# Task details:
The records below must be written out exactly, with every picture left behind.

# Part of a data file:
———
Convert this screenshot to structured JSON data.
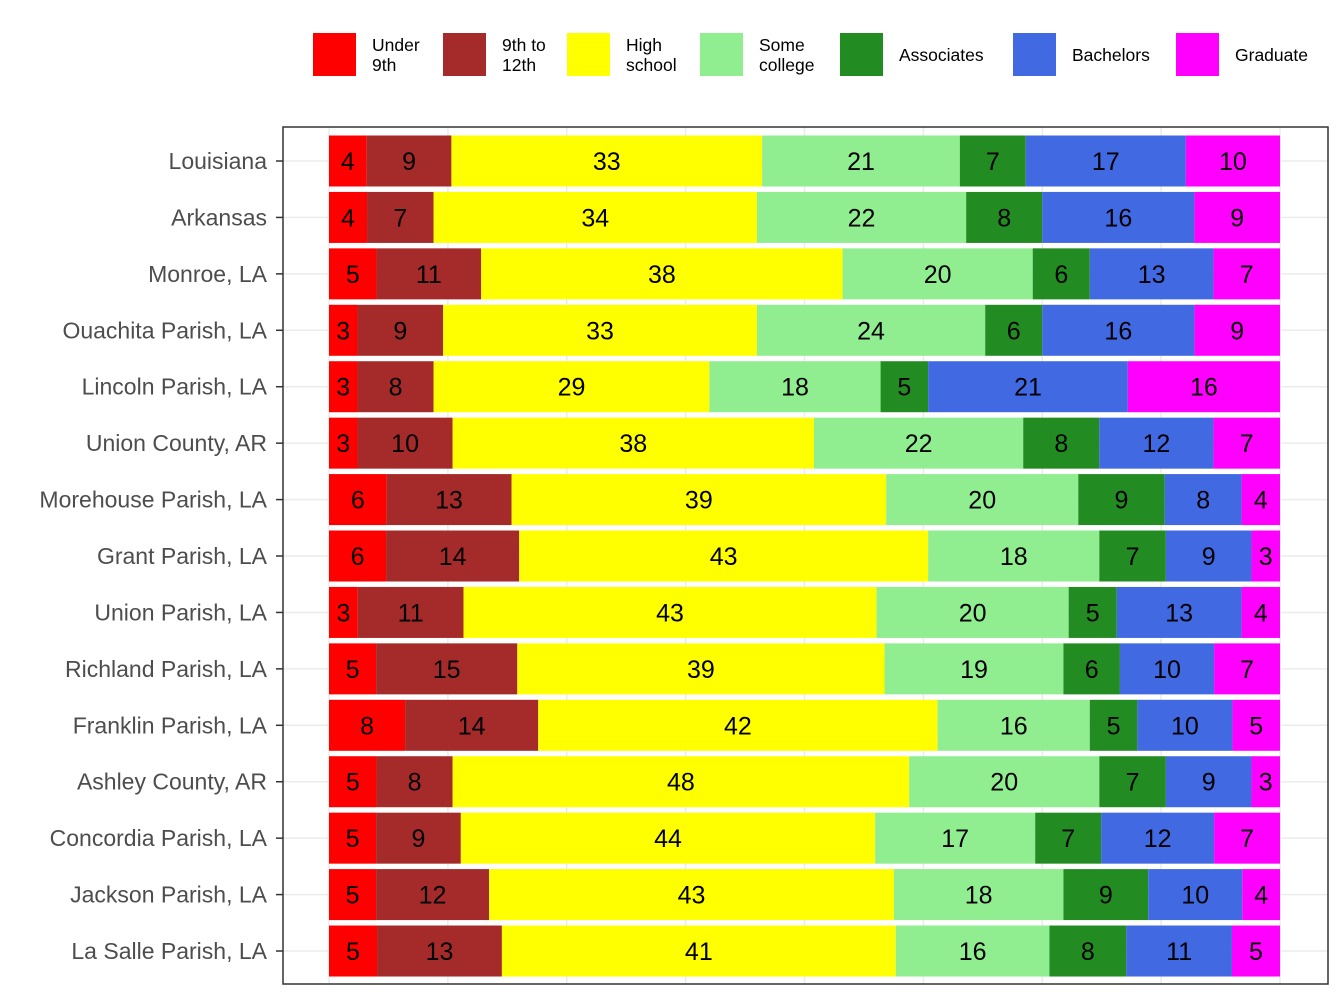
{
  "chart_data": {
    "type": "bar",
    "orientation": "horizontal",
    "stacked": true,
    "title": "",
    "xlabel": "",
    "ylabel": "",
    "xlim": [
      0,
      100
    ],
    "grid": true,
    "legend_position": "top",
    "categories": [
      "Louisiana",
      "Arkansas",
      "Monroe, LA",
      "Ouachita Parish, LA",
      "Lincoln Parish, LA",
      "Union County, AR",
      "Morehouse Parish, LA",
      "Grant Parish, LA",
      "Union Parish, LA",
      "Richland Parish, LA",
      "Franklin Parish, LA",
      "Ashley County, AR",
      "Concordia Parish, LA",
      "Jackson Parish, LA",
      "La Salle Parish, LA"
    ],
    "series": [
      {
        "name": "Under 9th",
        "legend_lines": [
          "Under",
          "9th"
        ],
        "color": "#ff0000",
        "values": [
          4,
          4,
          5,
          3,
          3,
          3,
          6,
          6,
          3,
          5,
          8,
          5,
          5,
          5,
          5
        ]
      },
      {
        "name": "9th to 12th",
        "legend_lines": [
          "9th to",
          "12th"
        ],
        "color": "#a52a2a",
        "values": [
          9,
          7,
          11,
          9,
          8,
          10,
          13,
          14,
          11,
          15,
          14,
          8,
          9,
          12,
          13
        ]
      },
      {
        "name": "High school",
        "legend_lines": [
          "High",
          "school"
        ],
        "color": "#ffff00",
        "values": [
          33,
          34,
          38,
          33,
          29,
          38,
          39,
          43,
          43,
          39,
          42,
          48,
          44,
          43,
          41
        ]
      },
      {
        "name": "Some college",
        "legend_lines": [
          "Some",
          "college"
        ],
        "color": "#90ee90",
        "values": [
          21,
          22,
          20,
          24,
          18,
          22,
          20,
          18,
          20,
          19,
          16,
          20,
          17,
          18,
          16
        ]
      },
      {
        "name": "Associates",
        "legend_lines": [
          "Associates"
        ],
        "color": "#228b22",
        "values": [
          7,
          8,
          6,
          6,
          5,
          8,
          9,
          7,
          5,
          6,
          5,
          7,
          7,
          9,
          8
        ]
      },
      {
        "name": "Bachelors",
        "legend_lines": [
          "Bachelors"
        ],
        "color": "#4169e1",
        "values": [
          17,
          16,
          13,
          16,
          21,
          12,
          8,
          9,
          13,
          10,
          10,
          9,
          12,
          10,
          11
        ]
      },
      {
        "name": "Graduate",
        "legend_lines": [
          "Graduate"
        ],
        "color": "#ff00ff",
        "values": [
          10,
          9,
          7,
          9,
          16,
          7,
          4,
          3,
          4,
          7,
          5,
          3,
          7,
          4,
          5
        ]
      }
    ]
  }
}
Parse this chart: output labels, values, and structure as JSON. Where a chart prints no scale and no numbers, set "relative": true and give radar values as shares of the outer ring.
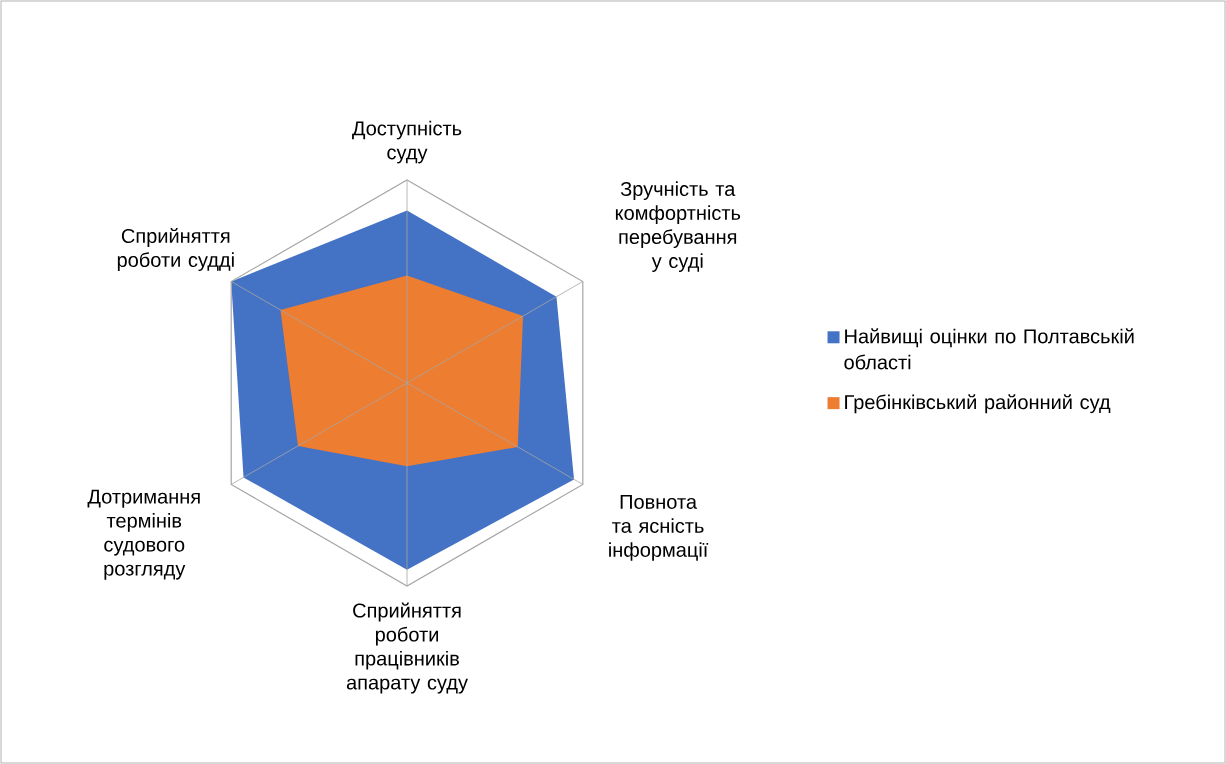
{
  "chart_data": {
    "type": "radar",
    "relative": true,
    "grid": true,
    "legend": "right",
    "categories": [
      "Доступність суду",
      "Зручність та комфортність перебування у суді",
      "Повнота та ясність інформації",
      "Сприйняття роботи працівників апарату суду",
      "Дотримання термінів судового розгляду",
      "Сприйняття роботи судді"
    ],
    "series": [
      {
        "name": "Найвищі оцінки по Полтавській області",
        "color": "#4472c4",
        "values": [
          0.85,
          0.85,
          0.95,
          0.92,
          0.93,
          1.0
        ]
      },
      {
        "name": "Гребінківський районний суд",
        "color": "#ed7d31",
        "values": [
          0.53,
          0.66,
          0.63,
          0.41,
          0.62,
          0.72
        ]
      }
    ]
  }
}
———
# Output for this exercise:
Convert this screenshot to structured JSON data.
{
  "chart_data": {
    "type": "bar",
    "orientation": "horizontal",
    "stacked": true,
    "title": "",
    "xlabel": "",
    "ylabel": "",
    "xlim": [
      0,
      100
    ],
    "grid": true,
    "legend_position": "top",
    "categories": [
      "Louisiana",
      "Arkansas",
      "Monroe, LA",
      "Ouachita Parish, LA",
      "Lincoln Parish, LA",
      "Union County, AR",
      "Morehouse Parish, LA",
      "Grant Parish, LA",
      "Union Parish, LA",
      "Richland Parish, LA",
      "Franklin Parish, LA",
      "Ashley County, AR",
      "Concordia Parish, LA",
      "Jackson Parish, LA",
      "La Salle Parish, LA"
    ],
    "series": [
      {
        "name": "Under 9th",
        "legend_lines": [
          "Under",
          "9th"
        ],
        "color": "#ff0000",
        "values": [
          4,
          4,
          5,
          3,
          3,
          3,
          6,
          6,
          3,
          5,
          8,
          5,
          5,
          5,
          5
        ]
      },
      {
        "name": "9th to 12th",
        "legend_lines": [
          "9th to",
          "12th"
        ],
        "color": "#a52a2a",
        "values": [
          9,
          7,
          11,
          9,
          8,
          10,
          13,
          14,
          11,
          15,
          14,
          8,
          9,
          12,
          13
        ]
      },
      {
        "name": "High school",
        "legend_lines": [
          "High",
          "school"
        ],
        "color": "#ffff00",
        "values": [
          33,
          34,
          38,
          33,
          29,
          38,
          39,
          43,
          43,
          39,
          42,
          48,
          44,
          43,
          41
        ]
      },
      {
        "name": "Some college",
        "legend_lines": [
          "Some",
          "college"
        ],
        "color": "#90ee90",
        "values": [
          21,
          22,
          20,
          24,
          18,
          22,
          20,
          18,
          20,
          19,
          16,
          20,
          17,
          18,
          16
        ]
      },
      {
        "name": "Associates",
        "legend_lines": [
          "Associates"
        ],
        "color": "#228b22",
        "values": [
          7,
          8,
          6,
          6,
          5,
          8,
          9,
          7,
          5,
          6,
          5,
          7,
          7,
          9,
          8
        ]
      },
      {
        "name": "Bachelors",
        "legend_lines": [
          "Bachelors"
        ],
        "color": "#4169e1",
        "values": [
          17,
          16,
          13,
          16,
          21,
          12,
          8,
          9,
          13,
          10,
          10,
          9,
          12,
          10,
          11
        ]
      },
      {
        "name": "Graduate",
        "legend_lines": [
          "Graduate"
        ],
        "color": "#ff00ff",
        "values": [
          10,
          9,
          7,
          9,
          16,
          7,
          4,
          3,
          4,
          7,
          5,
          3,
          7,
          4,
          5
        ]
      }
    ]
  }
}
Parse this chart: output labels, values, and structure as JSON. Where a chart prints no scale and no numbers, set "relative": true and give radar values as shares of the outer ring.
{
  "chart_data": {
    "type": "radar",
    "relative": true,
    "grid": true,
    "legend": "right",
    "categories": [
      "Доступність суду",
      "Зручність та комфортність перебування у суді",
      "Повнота та ясність інформації",
      "Сприйняття роботи працівників апарату суду",
      "Дотримання термінів судового розгляду",
      "Сприйняття роботи судді"
    ],
    "series": [
      {
        "name": "Найвищі оцінки по Полтавській області",
        "color": "#4472c4",
        "values": [
          0.85,
          0.85,
          0.95,
          0.92,
          0.93,
          1.0
        ]
      },
      {
        "name": "Гребінківський районний суд",
        "color": "#ed7d31",
        "values": [
          0.53,
          0.66,
          0.63,
          0.41,
          0.62,
          0.72
        ]
      }
    ]
  }
}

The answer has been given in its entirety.